> [Exercise goal]
Each record below is to be reproduced without any change.

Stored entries
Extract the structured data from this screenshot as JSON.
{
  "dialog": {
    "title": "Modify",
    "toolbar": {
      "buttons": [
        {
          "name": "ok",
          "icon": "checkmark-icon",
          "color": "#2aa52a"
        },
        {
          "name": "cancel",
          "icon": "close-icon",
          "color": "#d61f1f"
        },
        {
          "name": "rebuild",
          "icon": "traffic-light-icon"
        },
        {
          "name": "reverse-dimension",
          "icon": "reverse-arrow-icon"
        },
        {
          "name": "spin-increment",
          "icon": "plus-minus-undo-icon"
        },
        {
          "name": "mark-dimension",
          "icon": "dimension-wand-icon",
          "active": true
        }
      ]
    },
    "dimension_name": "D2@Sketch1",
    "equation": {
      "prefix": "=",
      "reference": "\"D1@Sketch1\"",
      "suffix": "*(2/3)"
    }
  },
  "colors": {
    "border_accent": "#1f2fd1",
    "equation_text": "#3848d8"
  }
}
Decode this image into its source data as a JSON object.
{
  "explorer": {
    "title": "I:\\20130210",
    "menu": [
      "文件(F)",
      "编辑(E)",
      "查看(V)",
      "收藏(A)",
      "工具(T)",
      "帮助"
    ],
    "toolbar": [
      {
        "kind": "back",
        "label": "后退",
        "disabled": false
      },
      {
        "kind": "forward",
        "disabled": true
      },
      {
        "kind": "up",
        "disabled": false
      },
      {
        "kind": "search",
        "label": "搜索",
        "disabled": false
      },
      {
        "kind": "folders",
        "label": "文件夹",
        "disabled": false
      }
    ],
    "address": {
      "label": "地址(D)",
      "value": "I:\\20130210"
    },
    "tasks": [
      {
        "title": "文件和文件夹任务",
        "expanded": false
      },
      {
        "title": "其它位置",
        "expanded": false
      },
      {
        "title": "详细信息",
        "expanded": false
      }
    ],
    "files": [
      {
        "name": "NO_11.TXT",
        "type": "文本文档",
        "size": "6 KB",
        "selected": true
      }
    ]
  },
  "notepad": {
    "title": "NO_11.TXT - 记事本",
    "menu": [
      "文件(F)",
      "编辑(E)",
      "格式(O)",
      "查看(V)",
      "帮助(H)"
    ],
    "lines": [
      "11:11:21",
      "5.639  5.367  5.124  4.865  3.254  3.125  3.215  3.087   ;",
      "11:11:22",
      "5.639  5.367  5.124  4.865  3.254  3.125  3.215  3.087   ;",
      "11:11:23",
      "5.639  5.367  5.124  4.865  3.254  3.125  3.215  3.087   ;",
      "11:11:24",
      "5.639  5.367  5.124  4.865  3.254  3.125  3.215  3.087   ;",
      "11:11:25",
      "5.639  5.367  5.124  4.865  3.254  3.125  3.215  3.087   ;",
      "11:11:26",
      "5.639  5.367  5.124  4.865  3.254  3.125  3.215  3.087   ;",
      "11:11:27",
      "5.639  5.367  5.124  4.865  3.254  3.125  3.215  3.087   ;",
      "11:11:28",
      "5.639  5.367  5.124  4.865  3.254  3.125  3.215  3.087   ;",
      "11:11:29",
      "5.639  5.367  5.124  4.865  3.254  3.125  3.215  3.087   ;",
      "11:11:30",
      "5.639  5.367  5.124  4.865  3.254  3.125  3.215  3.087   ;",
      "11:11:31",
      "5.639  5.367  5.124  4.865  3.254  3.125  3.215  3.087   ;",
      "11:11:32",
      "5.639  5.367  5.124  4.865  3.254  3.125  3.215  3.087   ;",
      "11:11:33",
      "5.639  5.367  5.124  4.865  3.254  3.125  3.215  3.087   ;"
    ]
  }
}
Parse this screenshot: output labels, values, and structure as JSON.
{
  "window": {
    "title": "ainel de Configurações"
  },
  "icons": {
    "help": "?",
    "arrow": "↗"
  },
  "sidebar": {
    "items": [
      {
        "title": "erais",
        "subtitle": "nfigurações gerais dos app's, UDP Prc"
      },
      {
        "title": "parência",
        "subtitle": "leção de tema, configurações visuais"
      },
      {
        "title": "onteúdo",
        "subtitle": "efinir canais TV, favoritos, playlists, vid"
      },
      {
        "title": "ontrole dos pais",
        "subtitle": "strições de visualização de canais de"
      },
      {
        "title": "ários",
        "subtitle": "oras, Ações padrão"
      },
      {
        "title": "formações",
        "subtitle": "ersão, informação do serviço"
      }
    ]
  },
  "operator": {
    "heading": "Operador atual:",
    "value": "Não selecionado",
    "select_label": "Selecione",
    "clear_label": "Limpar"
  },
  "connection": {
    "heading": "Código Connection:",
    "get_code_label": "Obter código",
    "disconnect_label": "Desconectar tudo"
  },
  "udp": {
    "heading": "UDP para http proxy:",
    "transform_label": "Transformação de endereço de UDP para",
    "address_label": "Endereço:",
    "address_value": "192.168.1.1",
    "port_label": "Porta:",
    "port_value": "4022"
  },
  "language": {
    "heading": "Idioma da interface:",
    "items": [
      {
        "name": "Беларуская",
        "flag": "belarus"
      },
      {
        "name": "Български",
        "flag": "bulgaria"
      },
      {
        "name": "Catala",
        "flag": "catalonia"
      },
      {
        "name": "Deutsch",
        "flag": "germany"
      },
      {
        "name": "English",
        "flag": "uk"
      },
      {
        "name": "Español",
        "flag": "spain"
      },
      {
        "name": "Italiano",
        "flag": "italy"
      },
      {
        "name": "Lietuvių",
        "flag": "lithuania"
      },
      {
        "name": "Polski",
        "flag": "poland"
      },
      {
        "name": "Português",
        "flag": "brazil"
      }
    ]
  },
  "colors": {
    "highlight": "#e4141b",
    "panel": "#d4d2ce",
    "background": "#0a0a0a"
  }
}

> [Task answer]
Extract the structured data from this screenshot as JSON.
{
  "dialog": {
    "title": "Modify",
    "toolbar": {
      "buttons": [
        {
          "name": "ok",
          "icon": "checkmark-icon",
          "color": "#2aa52a"
        },
        {
          "name": "cancel",
          "icon": "close-icon",
          "color": "#d61f1f"
        },
        {
          "name": "rebuild",
          "icon": "traffic-light-icon"
        },
        {
          "name": "reverse-dimension",
          "icon": "reverse-arrow-icon"
        },
        {
          "name": "spin-increment",
          "icon": "plus-minus-undo-icon"
        },
        {
          "name": "mark-dimension",
          "icon": "dimension-wand-icon",
          "active": true
        }
      ]
    },
    "dimension_name": "D2@Sketch1",
    "equation": {
      "prefix": "=",
      "reference": "\"D1@Sketch1\"",
      "suffix": "*(2/3)"
    }
  },
  "colors": {
    "border_accent": "#1f2fd1",
    "equation_text": "#3848d8"
  }
}
Decode this image into its source data as a JSON object.
{
  "explorer": {
    "title": "I:\\20130210",
    "menu": [
      "文件(F)",
      "编辑(E)",
      "查看(V)",
      "收藏(A)",
      "工具(T)",
      "帮助"
    ],
    "toolbar": [
      {
        "kind": "back",
        "label": "后退",
        "disabled": false
      },
      {
        "kind": "forward",
        "disabled": true
      },
      {
        "kind": "up",
        "disabled": false
      },
      {
        "kind": "search",
        "label": "搜索",
        "disabled": false
      },
      {
        "kind": "folders",
        "label": "文件夹",
        "disabled": false
      }
    ],
    "address": {
      "label": "地址(D)",
      "value": "I:\\20130210"
    },
    "tasks": [
      {
        "title": "文件和文件夹任务",
        "expanded": false
      },
      {
        "title": "其它位置",
        "expanded": false
      },
      {
        "title": "详细信息",
        "expanded": false
      }
    ],
    "files": [
      {
        "name": "NO_11.TXT",
        "type": "文本文档",
        "size": "6 KB",
        "selected": true
      }
    ]
  },
  "notepad": {
    "title": "NO_11.TXT - 记事本",
    "menu": [
      "文件(F)",
      "编辑(E)",
      "格式(O)",
      "查看(V)",
      "帮助(H)"
    ],
    "lines": [
      "11:11:21",
      "5.639  5.367  5.124  4.865  3.254  3.125  3.215  3.087   ;",
      "11:11:22",
      "5.639  5.367  5.124  4.865  3.254  3.125  3.215  3.087   ;",
      "11:11:23",
      "5.639  5.367  5.124  4.865  3.254  3.125  3.215  3.087   ;",
      "11:11:24",
      "5.639  5.367  5.124  4.865  3.254  3.125  3.215  3.087   ;",
      "11:11:25",
      "5.639  5.367  5.124  4.865  3.254  3.125  3.215  3.087   ;",
      "11:11:26",
      "5.639  5.367  5.124  4.865  3.254  3.125  3.215  3.087   ;",
      "11:11:27",
      "5.639  5.367  5.124  4.865  3.254  3.125  3.215  3.087   ;",
      "11:11:28",
      "5.639  5.367  5.124  4.865  3.254  3.125  3.215  3.087   ;",
      "11:11:29",
      "5.639  5.367  5.124  4.865  3.254  3.125  3.215  3.087   ;",
      "11:11:30",
      "5.639  5.367  5.124  4.865  3.254  3.125  3.215  3.087   ;",
      "11:11:31",
      "5.639  5.367  5.124  4.865  3.254  3.125  3.215  3.087   ;",
      "11:11:32",
      "5.639  5.367  5.124  4.865  3.254  3.125  3.215  3.087   ;",
      "11:11:33",
      "5.639  5.367  5.124  4.865  3.254  3.125  3.215  3.087   ;"
    ]
  }
}
Parse this screenshot: output labels, values, and structure as JSON.
{
  "window": {
    "title": "ainel de Configurações"
  },
  "icons": {
    "help": "?",
    "arrow": "↗"
  },
  "sidebar": {
    "items": [
      {
        "title": "erais",
        "subtitle": "nfigurações gerais dos app's, UDP Prc"
      },
      {
        "title": "parência",
        "subtitle": "leção de tema, configurações visuais"
      },
      {
        "title": "onteúdo",
        "subtitle": "efinir canais TV, favoritos, playlists, vid"
      },
      {
        "title": "ontrole dos pais",
        "subtitle": "strições de visualização de canais de"
      },
      {
        "title": "ários",
        "subtitle": "oras, Ações padrão"
      },
      {
        "title": "formações",
        "subtitle": "ersão, informação do serviço"
      }
    ]
  },
  "operator": {
    "heading": "Operador atual:",
    "value": "Não selecionado",
    "select_label": "Selecione",
    "clear_label": "Limpar"
  },
  "connection": {
    "heading": "Código Connection:",
    "get_code_label": "Obter código",
    "disconnect_label": "Desconectar tudo"
  },
  "udp": {
    "heading": "UDP para http proxy:",
    "transform_label": "Transformação de endereço de UDP para",
    "address_label": "Endereço:",
    "address_value": "192.168.1.1",
    "port_label": "Porta:",
    "port_value": "4022"
  },
  "language": {
    "heading": "Idioma da interface:",
    "items": [
      {
        "name": "Беларуская",
        "flag": "belarus"
      },
      {
        "name": "Български",
        "flag": "bulgaria"
      },
      {
        "name": "Catala",
        "flag": "catalonia"
      },
      {
        "name": "Deutsch",
        "flag": "germany"
      },
      {
        "name": "English",
        "flag": "uk"
      },
      {
        "name": "Español",
        "flag": "spain"
      },
      {
        "name": "Italiano",
        "flag": "italy"
      },
      {
        "name": "Lietuvių",
        "flag": "lithuania"
      },
      {
        "name": "Polski",
        "flag": "poland"
      },
      {
        "name": "Português",
        "flag": "brazil"
      }
    ]
  },
  "colors": {
    "highlight": "#e4141b",
    "panel": "#d4d2ce",
    "background": "#0a0a0a"
  }
}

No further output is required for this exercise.